== WHAT TO PRODUCE ==
Search through the entries for the word "vote" and copy every line that has it.

==== GIVEN DATA ====

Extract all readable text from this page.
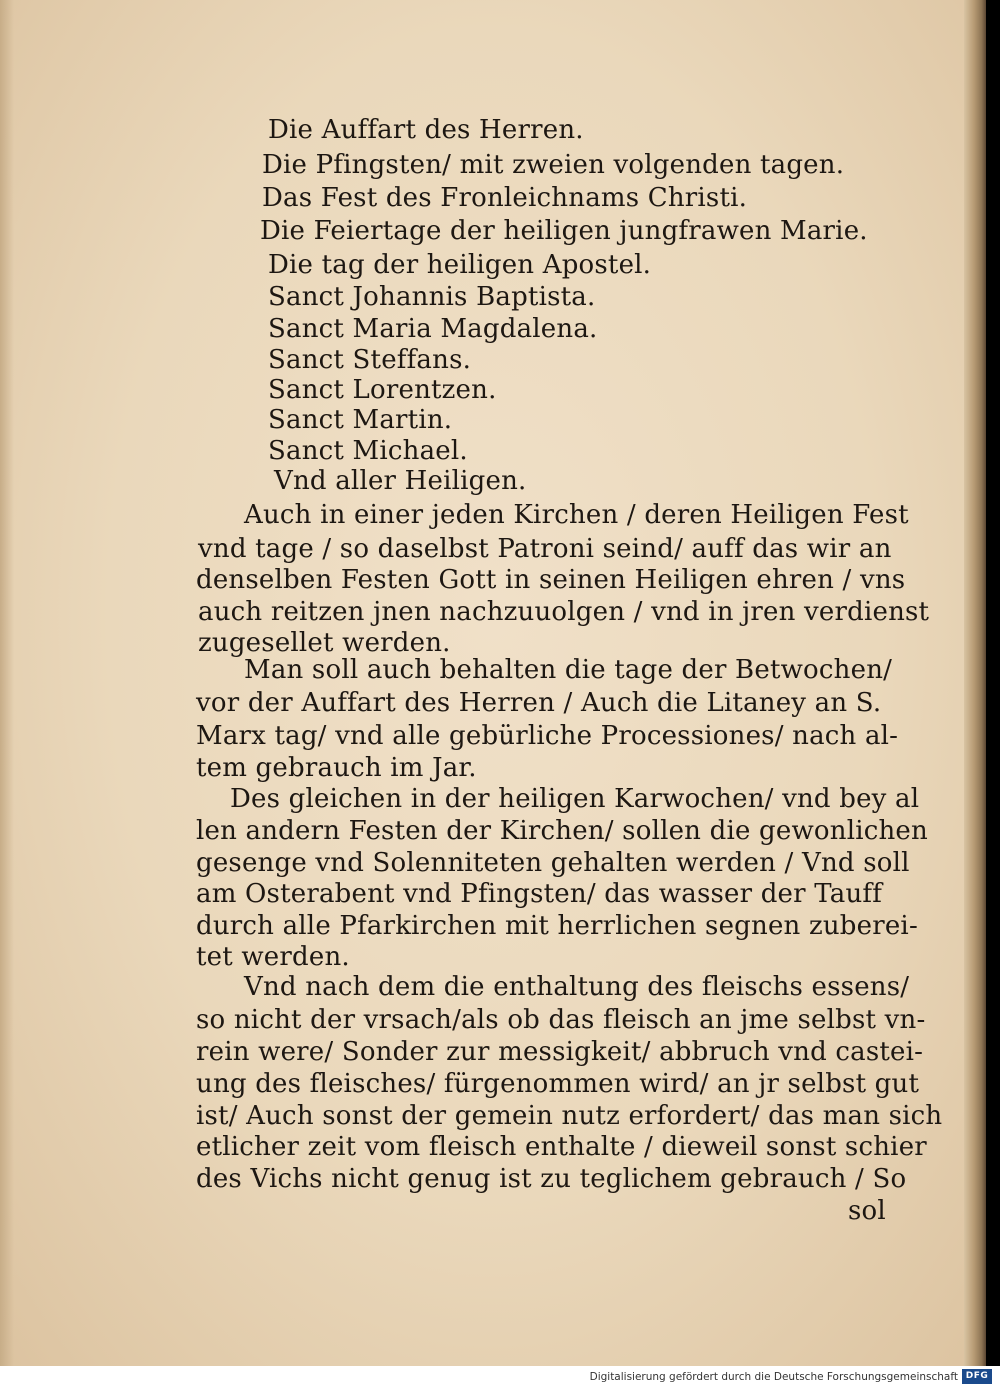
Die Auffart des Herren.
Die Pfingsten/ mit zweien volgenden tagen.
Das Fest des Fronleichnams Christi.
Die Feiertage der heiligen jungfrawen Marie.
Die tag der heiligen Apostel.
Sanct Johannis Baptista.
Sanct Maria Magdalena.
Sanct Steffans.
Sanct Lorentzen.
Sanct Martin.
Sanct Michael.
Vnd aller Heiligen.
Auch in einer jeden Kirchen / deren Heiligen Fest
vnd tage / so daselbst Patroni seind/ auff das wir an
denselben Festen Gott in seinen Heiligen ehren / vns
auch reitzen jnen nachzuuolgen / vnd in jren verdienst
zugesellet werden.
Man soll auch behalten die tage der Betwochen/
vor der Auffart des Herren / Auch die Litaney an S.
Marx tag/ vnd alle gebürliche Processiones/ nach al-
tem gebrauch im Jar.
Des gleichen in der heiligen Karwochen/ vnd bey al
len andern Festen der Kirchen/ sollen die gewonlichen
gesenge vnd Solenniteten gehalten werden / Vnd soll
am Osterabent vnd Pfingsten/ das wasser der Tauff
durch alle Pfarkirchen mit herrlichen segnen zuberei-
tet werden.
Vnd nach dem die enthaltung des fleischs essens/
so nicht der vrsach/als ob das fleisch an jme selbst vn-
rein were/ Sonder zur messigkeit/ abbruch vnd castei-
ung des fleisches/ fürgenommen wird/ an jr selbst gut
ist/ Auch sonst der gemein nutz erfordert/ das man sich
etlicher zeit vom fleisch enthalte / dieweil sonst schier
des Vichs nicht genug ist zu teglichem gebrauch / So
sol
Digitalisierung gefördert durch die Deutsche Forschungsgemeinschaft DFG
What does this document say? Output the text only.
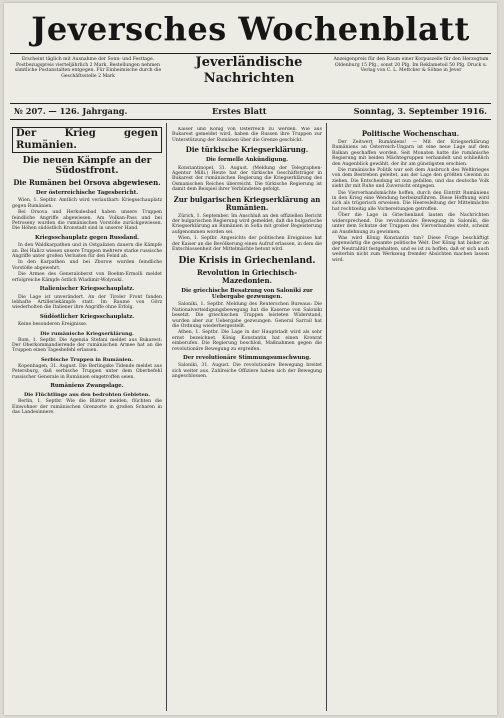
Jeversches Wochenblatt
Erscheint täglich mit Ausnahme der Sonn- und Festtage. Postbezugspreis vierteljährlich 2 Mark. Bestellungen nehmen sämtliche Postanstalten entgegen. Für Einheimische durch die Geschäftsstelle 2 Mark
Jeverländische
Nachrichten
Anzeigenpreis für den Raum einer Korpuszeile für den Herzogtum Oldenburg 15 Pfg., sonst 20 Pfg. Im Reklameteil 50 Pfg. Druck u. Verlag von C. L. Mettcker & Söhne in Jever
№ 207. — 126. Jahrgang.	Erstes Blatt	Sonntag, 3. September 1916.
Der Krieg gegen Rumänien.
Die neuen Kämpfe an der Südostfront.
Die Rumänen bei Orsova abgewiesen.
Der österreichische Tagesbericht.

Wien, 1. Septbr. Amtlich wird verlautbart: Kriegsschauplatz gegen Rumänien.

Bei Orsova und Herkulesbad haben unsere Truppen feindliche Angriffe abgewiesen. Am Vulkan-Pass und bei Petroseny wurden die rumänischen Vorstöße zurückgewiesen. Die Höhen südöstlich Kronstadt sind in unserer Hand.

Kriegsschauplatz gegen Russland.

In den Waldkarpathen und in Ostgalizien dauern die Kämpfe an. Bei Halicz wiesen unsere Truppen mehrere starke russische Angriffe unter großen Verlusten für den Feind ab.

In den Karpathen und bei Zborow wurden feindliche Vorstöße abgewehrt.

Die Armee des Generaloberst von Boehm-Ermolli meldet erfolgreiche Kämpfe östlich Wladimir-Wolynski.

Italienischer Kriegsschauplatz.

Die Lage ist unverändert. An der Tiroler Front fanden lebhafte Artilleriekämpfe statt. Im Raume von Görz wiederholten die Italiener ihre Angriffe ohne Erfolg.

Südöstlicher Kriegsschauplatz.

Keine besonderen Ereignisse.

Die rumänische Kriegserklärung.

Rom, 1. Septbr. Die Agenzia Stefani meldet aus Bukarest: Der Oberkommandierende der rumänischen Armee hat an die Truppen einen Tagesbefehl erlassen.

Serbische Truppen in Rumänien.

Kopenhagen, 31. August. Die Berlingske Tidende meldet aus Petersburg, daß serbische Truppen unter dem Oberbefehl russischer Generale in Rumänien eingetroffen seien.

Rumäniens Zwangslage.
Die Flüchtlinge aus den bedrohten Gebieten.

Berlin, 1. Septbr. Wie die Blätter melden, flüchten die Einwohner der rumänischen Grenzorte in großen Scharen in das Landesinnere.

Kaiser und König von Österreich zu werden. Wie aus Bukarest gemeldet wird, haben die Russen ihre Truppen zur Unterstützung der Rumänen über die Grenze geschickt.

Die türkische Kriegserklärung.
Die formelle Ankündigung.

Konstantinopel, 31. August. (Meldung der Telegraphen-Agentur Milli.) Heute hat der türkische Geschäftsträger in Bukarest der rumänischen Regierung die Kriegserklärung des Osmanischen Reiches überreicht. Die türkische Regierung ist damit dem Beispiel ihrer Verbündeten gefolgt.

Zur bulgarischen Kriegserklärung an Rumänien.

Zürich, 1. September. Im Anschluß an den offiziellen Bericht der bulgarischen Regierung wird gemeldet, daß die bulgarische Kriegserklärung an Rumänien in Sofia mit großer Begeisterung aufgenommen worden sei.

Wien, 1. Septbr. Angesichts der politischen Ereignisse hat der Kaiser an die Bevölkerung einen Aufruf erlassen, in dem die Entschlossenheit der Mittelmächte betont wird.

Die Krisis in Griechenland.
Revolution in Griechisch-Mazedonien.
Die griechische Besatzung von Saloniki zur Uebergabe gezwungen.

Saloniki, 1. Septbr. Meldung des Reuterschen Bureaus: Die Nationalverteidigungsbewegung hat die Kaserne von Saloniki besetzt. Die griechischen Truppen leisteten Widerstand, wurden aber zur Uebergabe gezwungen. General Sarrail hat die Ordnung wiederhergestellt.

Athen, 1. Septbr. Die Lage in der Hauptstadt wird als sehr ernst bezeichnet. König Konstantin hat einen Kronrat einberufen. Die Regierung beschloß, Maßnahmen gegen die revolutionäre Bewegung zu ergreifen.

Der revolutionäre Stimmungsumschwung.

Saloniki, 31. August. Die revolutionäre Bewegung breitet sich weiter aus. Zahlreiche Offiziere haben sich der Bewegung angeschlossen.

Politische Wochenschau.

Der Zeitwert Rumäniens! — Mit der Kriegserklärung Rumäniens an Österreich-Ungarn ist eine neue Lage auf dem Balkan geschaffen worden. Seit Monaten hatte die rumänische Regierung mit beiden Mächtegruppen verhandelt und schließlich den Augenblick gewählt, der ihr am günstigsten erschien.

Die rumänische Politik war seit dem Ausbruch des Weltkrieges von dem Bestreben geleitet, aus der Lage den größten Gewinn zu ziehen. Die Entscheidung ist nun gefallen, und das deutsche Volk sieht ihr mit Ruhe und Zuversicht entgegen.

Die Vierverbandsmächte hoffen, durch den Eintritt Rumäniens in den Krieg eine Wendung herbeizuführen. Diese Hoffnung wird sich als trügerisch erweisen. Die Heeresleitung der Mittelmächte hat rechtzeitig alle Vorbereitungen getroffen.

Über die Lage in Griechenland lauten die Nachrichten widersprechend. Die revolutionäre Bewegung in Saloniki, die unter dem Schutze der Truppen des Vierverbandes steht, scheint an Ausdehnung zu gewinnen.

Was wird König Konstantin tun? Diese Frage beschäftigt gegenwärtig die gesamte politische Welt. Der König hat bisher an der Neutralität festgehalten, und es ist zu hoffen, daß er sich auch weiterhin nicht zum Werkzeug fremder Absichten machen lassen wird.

====
==== GIVEN DATA ====

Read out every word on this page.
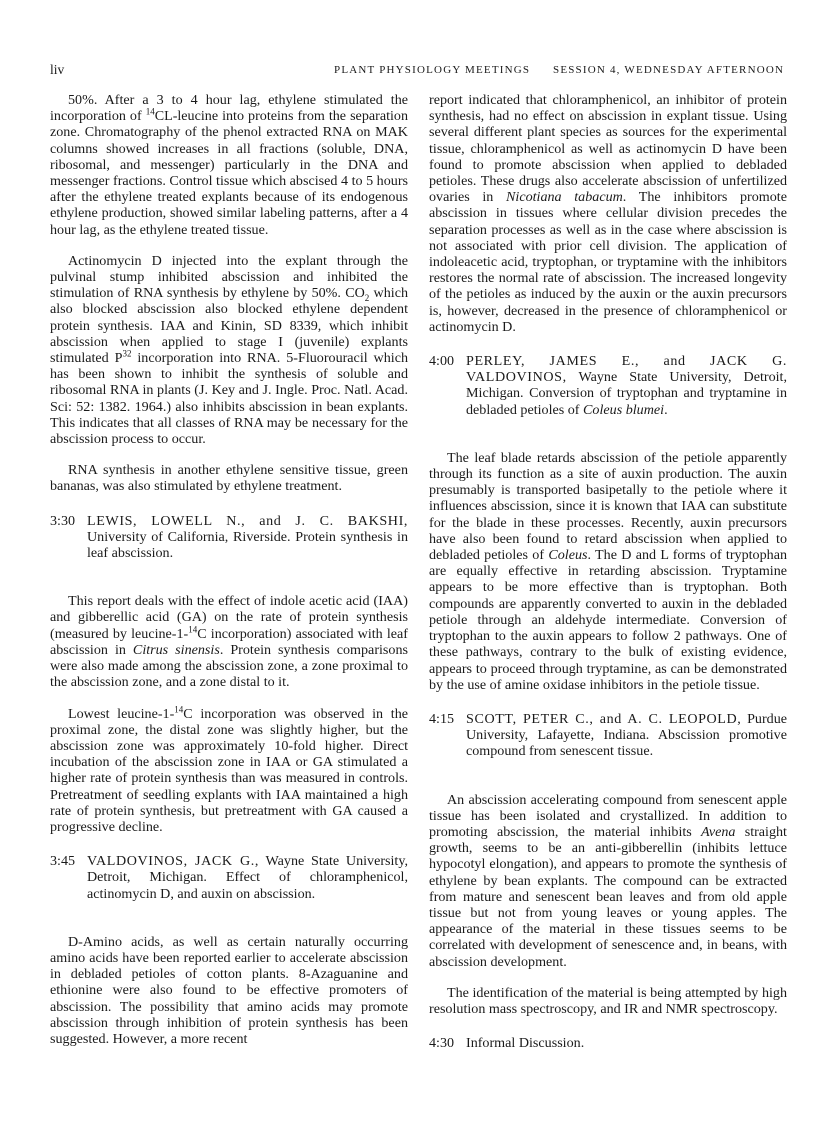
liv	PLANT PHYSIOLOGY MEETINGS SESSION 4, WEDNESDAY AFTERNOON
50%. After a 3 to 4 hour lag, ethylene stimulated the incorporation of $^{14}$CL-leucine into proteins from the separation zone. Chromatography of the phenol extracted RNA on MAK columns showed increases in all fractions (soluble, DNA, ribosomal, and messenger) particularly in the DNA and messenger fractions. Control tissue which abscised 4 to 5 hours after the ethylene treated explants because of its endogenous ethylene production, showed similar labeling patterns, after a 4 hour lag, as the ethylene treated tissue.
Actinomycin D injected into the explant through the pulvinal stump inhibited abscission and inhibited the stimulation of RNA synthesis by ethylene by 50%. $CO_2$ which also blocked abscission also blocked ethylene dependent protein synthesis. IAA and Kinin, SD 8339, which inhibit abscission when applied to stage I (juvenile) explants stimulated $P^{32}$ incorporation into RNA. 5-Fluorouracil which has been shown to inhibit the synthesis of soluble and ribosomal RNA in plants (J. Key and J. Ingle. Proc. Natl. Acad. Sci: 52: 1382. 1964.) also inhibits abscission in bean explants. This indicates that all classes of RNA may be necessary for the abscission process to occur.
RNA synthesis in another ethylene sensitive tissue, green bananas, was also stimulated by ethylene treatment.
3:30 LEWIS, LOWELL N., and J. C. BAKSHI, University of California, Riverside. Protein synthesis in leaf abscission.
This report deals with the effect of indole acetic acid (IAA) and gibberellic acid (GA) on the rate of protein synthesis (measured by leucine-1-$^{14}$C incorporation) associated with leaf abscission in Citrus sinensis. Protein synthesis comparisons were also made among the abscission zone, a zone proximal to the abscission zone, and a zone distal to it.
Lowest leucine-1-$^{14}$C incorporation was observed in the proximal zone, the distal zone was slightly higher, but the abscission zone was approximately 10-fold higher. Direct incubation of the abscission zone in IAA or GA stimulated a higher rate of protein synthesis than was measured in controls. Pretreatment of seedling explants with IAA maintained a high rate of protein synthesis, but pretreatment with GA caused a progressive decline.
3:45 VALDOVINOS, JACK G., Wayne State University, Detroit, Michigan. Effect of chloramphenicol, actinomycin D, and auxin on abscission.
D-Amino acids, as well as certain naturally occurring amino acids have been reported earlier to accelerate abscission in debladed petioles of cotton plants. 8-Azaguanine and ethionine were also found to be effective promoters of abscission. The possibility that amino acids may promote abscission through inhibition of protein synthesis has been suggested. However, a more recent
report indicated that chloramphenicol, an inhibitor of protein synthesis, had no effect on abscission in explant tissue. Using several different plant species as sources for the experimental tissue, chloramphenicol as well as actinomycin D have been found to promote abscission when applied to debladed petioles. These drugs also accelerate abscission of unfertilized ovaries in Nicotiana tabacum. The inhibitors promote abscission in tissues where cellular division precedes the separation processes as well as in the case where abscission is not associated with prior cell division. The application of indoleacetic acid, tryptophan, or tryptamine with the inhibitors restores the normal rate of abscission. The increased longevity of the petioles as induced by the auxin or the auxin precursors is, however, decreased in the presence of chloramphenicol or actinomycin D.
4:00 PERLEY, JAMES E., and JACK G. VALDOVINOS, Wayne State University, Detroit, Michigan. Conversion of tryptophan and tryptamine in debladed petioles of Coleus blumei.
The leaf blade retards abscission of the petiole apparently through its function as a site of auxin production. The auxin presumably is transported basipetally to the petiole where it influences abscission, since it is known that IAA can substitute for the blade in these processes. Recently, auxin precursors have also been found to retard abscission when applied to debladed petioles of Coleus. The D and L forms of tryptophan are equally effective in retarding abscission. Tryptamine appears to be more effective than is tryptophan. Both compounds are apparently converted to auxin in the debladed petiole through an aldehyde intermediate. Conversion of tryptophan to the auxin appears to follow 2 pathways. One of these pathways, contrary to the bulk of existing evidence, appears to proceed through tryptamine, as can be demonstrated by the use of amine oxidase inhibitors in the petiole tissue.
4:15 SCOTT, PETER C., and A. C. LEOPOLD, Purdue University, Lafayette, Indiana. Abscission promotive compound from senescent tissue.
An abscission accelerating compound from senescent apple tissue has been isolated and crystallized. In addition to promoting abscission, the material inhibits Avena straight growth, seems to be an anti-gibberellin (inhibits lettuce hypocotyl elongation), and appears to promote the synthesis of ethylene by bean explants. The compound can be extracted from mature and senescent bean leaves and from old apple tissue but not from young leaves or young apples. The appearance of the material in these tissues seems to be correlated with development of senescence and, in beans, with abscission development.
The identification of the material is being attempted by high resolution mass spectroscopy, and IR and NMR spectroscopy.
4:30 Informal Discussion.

====
==== GIVEN DATA ====

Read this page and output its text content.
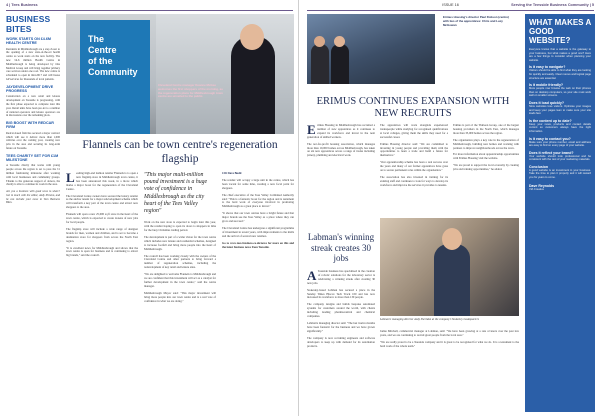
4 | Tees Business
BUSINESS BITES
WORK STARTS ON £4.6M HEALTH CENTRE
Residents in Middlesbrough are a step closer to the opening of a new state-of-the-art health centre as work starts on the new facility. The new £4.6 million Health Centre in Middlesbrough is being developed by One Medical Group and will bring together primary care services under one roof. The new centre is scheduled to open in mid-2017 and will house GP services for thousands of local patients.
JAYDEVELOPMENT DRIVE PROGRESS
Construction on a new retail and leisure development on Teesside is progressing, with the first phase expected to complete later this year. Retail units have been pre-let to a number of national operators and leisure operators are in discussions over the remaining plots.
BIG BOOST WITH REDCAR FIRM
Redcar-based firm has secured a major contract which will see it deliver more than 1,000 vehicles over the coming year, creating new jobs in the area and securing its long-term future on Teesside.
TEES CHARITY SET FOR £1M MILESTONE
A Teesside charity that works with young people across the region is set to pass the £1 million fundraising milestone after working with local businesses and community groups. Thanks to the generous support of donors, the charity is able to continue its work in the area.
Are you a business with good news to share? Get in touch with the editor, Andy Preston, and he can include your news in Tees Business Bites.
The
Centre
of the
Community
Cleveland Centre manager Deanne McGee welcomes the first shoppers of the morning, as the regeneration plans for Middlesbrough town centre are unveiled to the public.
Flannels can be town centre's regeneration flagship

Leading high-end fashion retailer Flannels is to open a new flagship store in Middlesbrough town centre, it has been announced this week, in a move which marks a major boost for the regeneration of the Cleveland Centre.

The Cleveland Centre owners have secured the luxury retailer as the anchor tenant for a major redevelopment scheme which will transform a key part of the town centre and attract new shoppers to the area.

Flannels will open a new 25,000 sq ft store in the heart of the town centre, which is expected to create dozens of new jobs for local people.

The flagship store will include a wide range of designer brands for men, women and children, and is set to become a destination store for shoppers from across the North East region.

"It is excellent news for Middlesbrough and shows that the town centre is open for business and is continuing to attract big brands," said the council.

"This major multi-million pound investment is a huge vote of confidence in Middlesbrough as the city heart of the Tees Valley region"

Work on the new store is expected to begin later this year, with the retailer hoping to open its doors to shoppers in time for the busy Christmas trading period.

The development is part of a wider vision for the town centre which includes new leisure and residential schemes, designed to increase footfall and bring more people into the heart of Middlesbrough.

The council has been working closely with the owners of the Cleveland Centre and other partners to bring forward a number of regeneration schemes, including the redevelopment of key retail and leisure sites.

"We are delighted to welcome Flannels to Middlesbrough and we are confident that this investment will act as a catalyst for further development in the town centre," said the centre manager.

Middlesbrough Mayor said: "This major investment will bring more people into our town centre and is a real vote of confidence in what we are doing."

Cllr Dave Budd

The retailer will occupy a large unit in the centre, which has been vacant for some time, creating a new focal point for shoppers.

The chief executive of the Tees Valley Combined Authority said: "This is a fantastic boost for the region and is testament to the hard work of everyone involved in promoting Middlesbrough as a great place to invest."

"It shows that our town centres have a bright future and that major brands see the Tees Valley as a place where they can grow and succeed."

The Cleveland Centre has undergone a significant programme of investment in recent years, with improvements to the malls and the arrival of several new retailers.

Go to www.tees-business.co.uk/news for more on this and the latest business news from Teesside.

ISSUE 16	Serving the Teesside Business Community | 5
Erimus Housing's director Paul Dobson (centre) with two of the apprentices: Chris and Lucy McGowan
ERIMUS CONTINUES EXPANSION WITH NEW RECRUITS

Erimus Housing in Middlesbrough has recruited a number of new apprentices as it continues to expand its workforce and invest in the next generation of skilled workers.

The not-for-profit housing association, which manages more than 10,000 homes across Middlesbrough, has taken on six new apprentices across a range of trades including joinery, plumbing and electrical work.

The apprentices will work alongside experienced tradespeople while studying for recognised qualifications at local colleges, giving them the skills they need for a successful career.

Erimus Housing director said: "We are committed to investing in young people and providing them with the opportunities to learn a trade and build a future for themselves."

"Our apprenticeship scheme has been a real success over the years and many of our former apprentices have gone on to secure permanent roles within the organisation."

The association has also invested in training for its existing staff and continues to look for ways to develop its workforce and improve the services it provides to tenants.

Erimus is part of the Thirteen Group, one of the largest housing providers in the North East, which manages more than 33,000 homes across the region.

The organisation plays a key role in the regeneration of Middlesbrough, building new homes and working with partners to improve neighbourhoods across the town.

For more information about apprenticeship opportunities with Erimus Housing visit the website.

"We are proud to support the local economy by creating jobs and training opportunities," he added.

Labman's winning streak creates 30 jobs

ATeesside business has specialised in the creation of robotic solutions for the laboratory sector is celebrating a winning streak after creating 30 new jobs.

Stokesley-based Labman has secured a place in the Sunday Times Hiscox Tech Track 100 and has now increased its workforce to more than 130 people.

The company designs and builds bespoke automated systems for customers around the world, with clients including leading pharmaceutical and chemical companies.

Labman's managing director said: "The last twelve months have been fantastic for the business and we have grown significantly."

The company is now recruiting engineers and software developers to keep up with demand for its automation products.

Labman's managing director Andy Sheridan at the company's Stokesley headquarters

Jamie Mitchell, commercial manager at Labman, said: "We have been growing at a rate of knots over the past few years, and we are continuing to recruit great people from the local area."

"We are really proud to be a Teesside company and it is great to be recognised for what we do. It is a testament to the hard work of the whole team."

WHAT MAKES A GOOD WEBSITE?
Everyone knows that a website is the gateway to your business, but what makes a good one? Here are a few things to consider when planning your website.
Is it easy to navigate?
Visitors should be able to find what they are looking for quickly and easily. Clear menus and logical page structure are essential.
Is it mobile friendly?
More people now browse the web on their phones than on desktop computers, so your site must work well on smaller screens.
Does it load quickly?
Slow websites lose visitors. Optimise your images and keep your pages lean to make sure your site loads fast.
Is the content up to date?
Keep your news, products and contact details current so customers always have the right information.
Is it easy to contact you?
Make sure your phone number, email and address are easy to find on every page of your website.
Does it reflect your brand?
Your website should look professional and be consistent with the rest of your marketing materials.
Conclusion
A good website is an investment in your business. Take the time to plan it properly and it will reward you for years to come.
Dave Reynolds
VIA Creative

====

== ANSWER TO THIS EXERCISE ==
"This major multi-million pound investment is a huge vote of confidence in Middlesbrough as the city heart of the Tees Valley region"
Middlesbrough Mayor said: "This major investment will bring more people into our town centre and is a real vote of confidence in what we are doing."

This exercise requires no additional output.